▶ Goal
Without the images, write out all of the following entries exactly.

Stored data
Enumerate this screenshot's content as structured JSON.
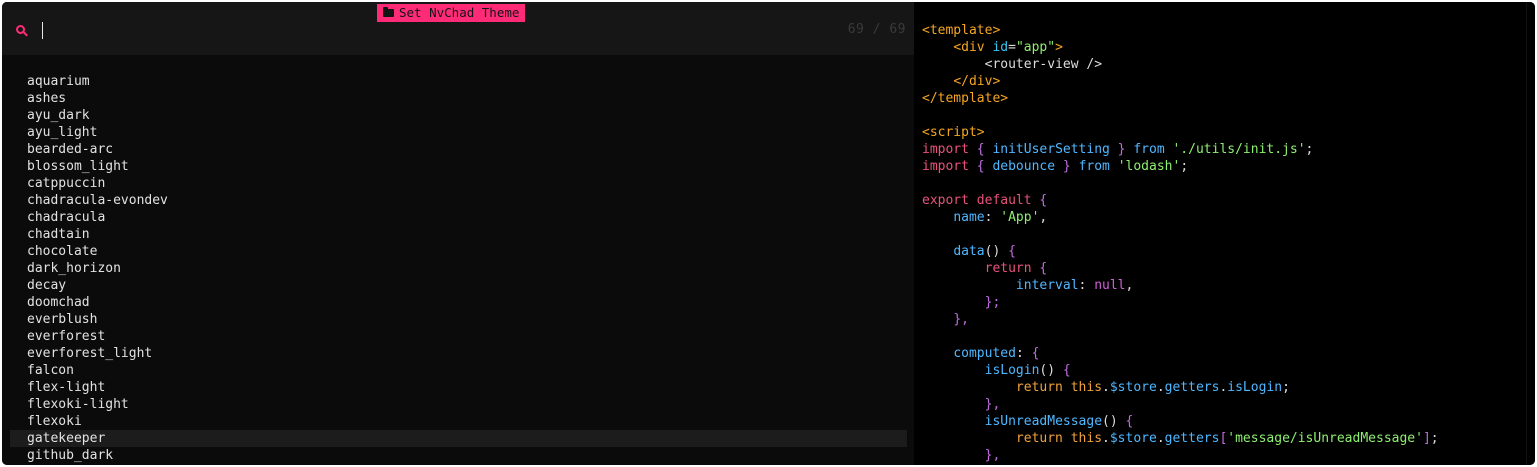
{
  "picker": {
    "title": "Set NvChad Theme",
    "title_icon": "folder-icon",
    "prompt_value": "",
    "counter": "69 / 69",
    "accent_color": "#ff2b77",
    "selected_index": 21,
    "items": [
      "aquarium",
      "ashes",
      "ayu_dark",
      "ayu_light",
      "bearded-arc",
      "blossom_light",
      "catppuccin",
      "chadracula-evondev",
      "chadracula",
      "chadtain",
      "chocolate",
      "dark_horizon",
      "decay",
      "doomchad",
      "everblush",
      "everforest",
      "everforest_light",
      "falcon",
      "flex-light",
      "flexoki-light",
      "flexoki",
      "gatekeeper",
      "github_dark"
    ]
  },
  "editor": {
    "lines": [
      [
        [
          "<template>",
          "tag"
        ]
      ],
      [
        [
          "    ",
          "plain"
        ],
        [
          "<div ",
          "tag"
        ],
        [
          "id",
          "attr"
        ],
        [
          "=",
          "plain"
        ],
        [
          "\"app\"",
          "str"
        ],
        [
          ">",
          "tag"
        ]
      ],
      [
        [
          "        ",
          "plain"
        ],
        [
          "<router-view />",
          "default"
        ]
      ],
      [
        [
          "    ",
          "plain"
        ],
        [
          "</div>",
          "tag"
        ]
      ],
      [
        [
          "</template>",
          "tag"
        ]
      ],
      [
        [
          "",
          "plain"
        ]
      ],
      [
        [
          "<script>",
          "tag"
        ]
      ],
      [
        [
          "import",
          "kw2"
        ],
        [
          " { ",
          "punct"
        ],
        [
          "initUserSetting",
          "prop"
        ],
        [
          " } ",
          "punct"
        ],
        [
          "from",
          "prop"
        ],
        [
          " ",
          "plain"
        ],
        [
          "'./utils/init.js'",
          "str"
        ],
        [
          ";",
          "plain"
        ]
      ],
      [
        [
          "import",
          "kw2"
        ],
        [
          " { ",
          "punct"
        ],
        [
          "debounce",
          "prop"
        ],
        [
          " } ",
          "punct"
        ],
        [
          "from",
          "prop"
        ],
        [
          " ",
          "plain"
        ],
        [
          "'lodash'",
          "str"
        ],
        [
          ";",
          "plain"
        ]
      ],
      [
        [
          "",
          "plain"
        ]
      ],
      [
        [
          "export default",
          "kw2"
        ],
        [
          " {",
          "punct"
        ]
      ],
      [
        [
          "    ",
          "plain"
        ],
        [
          "name",
          "prop"
        ],
        [
          ": ",
          "plain"
        ],
        [
          "'App'",
          "str"
        ],
        [
          ",",
          "plain"
        ]
      ],
      [
        [
          "",
          "plain"
        ]
      ],
      [
        [
          "    ",
          "plain"
        ],
        [
          "data",
          "prop"
        ],
        [
          "() ",
          "plain"
        ],
        [
          "{",
          "punct"
        ]
      ],
      [
        [
          "        ",
          "plain"
        ],
        [
          "return",
          "kw2"
        ],
        [
          " {",
          "punct"
        ]
      ],
      [
        [
          "            ",
          "plain"
        ],
        [
          "interval",
          "prop"
        ],
        [
          ": ",
          "plain"
        ],
        [
          "null",
          "null"
        ],
        [
          ",",
          "plain"
        ]
      ],
      [
        [
          "        ",
          "plain"
        ],
        [
          "};",
          "punct"
        ]
      ],
      [
        [
          "    ",
          "plain"
        ],
        [
          "},",
          "punct"
        ]
      ],
      [
        [
          "",
          "plain"
        ]
      ],
      [
        [
          "    ",
          "plain"
        ],
        [
          "computed",
          "prop"
        ],
        [
          ": ",
          "plain"
        ],
        [
          "{",
          "punct"
        ]
      ],
      [
        [
          "        ",
          "plain"
        ],
        [
          "isLogin",
          "prop"
        ],
        [
          "() ",
          "plain"
        ],
        [
          "{",
          "punct"
        ]
      ],
      [
        [
          "            ",
          "plain"
        ],
        [
          "return",
          "this"
        ],
        [
          " ",
          "plain"
        ],
        [
          "this",
          "this"
        ],
        [
          ".",
          "plain"
        ],
        [
          "$store",
          "prop"
        ],
        [
          ".",
          "plain"
        ],
        [
          "getters",
          "prop"
        ],
        [
          ".",
          "plain"
        ],
        [
          "isLogin",
          "prop"
        ],
        [
          ";",
          "plain"
        ]
      ],
      [
        [
          "        ",
          "plain"
        ],
        [
          "},",
          "punct"
        ]
      ],
      [
        [
          "        ",
          "plain"
        ],
        [
          "isUnreadMessage",
          "prop"
        ],
        [
          "() ",
          "plain"
        ],
        [
          "{",
          "punct"
        ]
      ],
      [
        [
          "            ",
          "plain"
        ],
        [
          "return",
          "this"
        ],
        [
          " ",
          "plain"
        ],
        [
          "this",
          "this"
        ],
        [
          ".",
          "plain"
        ],
        [
          "$store",
          "prop"
        ],
        [
          ".",
          "plain"
        ],
        [
          "getters",
          "prop"
        ],
        [
          "[",
          "punct"
        ],
        [
          "'message/isUnreadMessage'",
          "str"
        ],
        [
          "]",
          "punct"
        ],
        [
          ";",
          "plain"
        ]
      ],
      [
        [
          "        ",
          "plain"
        ],
        [
          "},",
          "punct"
        ]
      ]
    ]
  }
}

▶ The output
Enumerate this screenshot's content as structured JSON.
{
  "picker": {
    "title": "Set NvChad Theme",
    "title_icon": "folder-icon",
    "prompt_value": "",
    "counter": "69 / 69",
    "accent_color": "#ff2b77",
    "selected_index": 21,
    "items": [
      "aquarium",
      "ashes",
      "ayu_dark",
      "ayu_light",
      "bearded-arc",
      "blossom_light",
      "catppuccin",
      "chadracula-evondev",
      "chadracula",
      "chadtain",
      "chocolate",
      "dark_horizon",
      "decay",
      "doomchad",
      "everblush",
      "everforest",
      "everforest_light",
      "falcon",
      "flex-light",
      "flexoki-light",
      "flexoki",
      "gatekeeper",
      "github_dark"
    ]
  },
  "editor": {
    "lines": [
      [
        [
          "<template>",
          "tag"
        ]
      ],
      [
        [
          "    ",
          "plain"
        ],
        [
          "<div ",
          "tag"
        ],
        [
          "id",
          "attr"
        ],
        [
          "=",
          "plain"
        ],
        [
          "\"app\"",
          "str"
        ],
        [
          ">",
          "tag"
        ]
      ],
      [
        [
          "        ",
          "plain"
        ],
        [
          "<router-view />",
          "default"
        ]
      ],
      [
        [
          "    ",
          "plain"
        ],
        [
          "</div>",
          "tag"
        ]
      ],
      [
        [
          "</template>",
          "tag"
        ]
      ],
      [
        [
          "",
          "plain"
        ]
      ],
      [
        [
          "<script>",
          "tag"
        ]
      ],
      [
        [
          "import",
          "kw2"
        ],
        [
          " { ",
          "punct"
        ],
        [
          "initUserSetting",
          "prop"
        ],
        [
          " } ",
          "punct"
        ],
        [
          "from",
          "prop"
        ],
        [
          " ",
          "plain"
        ],
        [
          "'./utils/init.js'",
          "str"
        ],
        [
          ";",
          "plain"
        ]
      ],
      [
        [
          "import",
          "kw2"
        ],
        [
          " { ",
          "punct"
        ],
        [
          "debounce",
          "prop"
        ],
        [
          " } ",
          "punct"
        ],
        [
          "from",
          "prop"
        ],
        [
          " ",
          "plain"
        ],
        [
          "'lodash'",
          "str"
        ],
        [
          ";",
          "plain"
        ]
      ],
      [
        [
          "",
          "plain"
        ]
      ],
      [
        [
          "export default",
          "kw2"
        ],
        [
          " {",
          "punct"
        ]
      ],
      [
        [
          "    ",
          "plain"
        ],
        [
          "name",
          "prop"
        ],
        [
          ": ",
          "plain"
        ],
        [
          "'App'",
          "str"
        ],
        [
          ",",
          "plain"
        ]
      ],
      [
        [
          "",
          "plain"
        ]
      ],
      [
        [
          "    ",
          "plain"
        ],
        [
          "data",
          "prop"
        ],
        [
          "() ",
          "plain"
        ],
        [
          "{",
          "punct"
        ]
      ],
      [
        [
          "        ",
          "plain"
        ],
        [
          "return",
          "kw2"
        ],
        [
          " {",
          "punct"
        ]
      ],
      [
        [
          "            ",
          "plain"
        ],
        [
          "interval",
          "prop"
        ],
        [
          ": ",
          "plain"
        ],
        [
          "null",
          "null"
        ],
        [
          ",",
          "plain"
        ]
      ],
      [
        [
          "        ",
          "plain"
        ],
        [
          "};",
          "punct"
        ]
      ],
      [
        [
          "    ",
          "plain"
        ],
        [
          "},",
          "punct"
        ]
      ],
      [
        [
          "",
          "plain"
        ]
      ],
      [
        [
          "    ",
          "plain"
        ],
        [
          "computed",
          "prop"
        ],
        [
          ": ",
          "plain"
        ],
        [
          "{",
          "punct"
        ]
      ],
      [
        [
          "        ",
          "plain"
        ],
        [
          "isLogin",
          "prop"
        ],
        [
          "() ",
          "plain"
        ],
        [
          "{",
          "punct"
        ]
      ],
      [
        [
          "            ",
          "plain"
        ],
        [
          "return",
          "this"
        ],
        [
          " ",
          "plain"
        ],
        [
          "this",
          "this"
        ],
        [
          ".",
          "plain"
        ],
        [
          "$store",
          "prop"
        ],
        [
          ".",
          "plain"
        ],
        [
          "getters",
          "prop"
        ],
        [
          ".",
          "plain"
        ],
        [
          "isLogin",
          "prop"
        ],
        [
          ";",
          "plain"
        ]
      ],
      [
        [
          "        ",
          "plain"
        ],
        [
          "},",
          "punct"
        ]
      ],
      [
        [
          "        ",
          "plain"
        ],
        [
          "isUnreadMessage",
          "prop"
        ],
        [
          "() ",
          "plain"
        ],
        [
          "{",
          "punct"
        ]
      ],
      [
        [
          "            ",
          "plain"
        ],
        [
          "return",
          "this"
        ],
        [
          " ",
          "plain"
        ],
        [
          "this",
          "this"
        ],
        [
          ".",
          "plain"
        ],
        [
          "$store",
          "prop"
        ],
        [
          ".",
          "plain"
        ],
        [
          "getters",
          "prop"
        ],
        [
          "[",
          "punct"
        ],
        [
          "'message/isUnreadMessage'",
          "str"
        ],
        [
          "]",
          "punct"
        ],
        [
          ";",
          "plain"
        ]
      ],
      [
        [
          "        ",
          "plain"
        ],
        [
          "},",
          "punct"
        ]
      ]
    ]
  }
}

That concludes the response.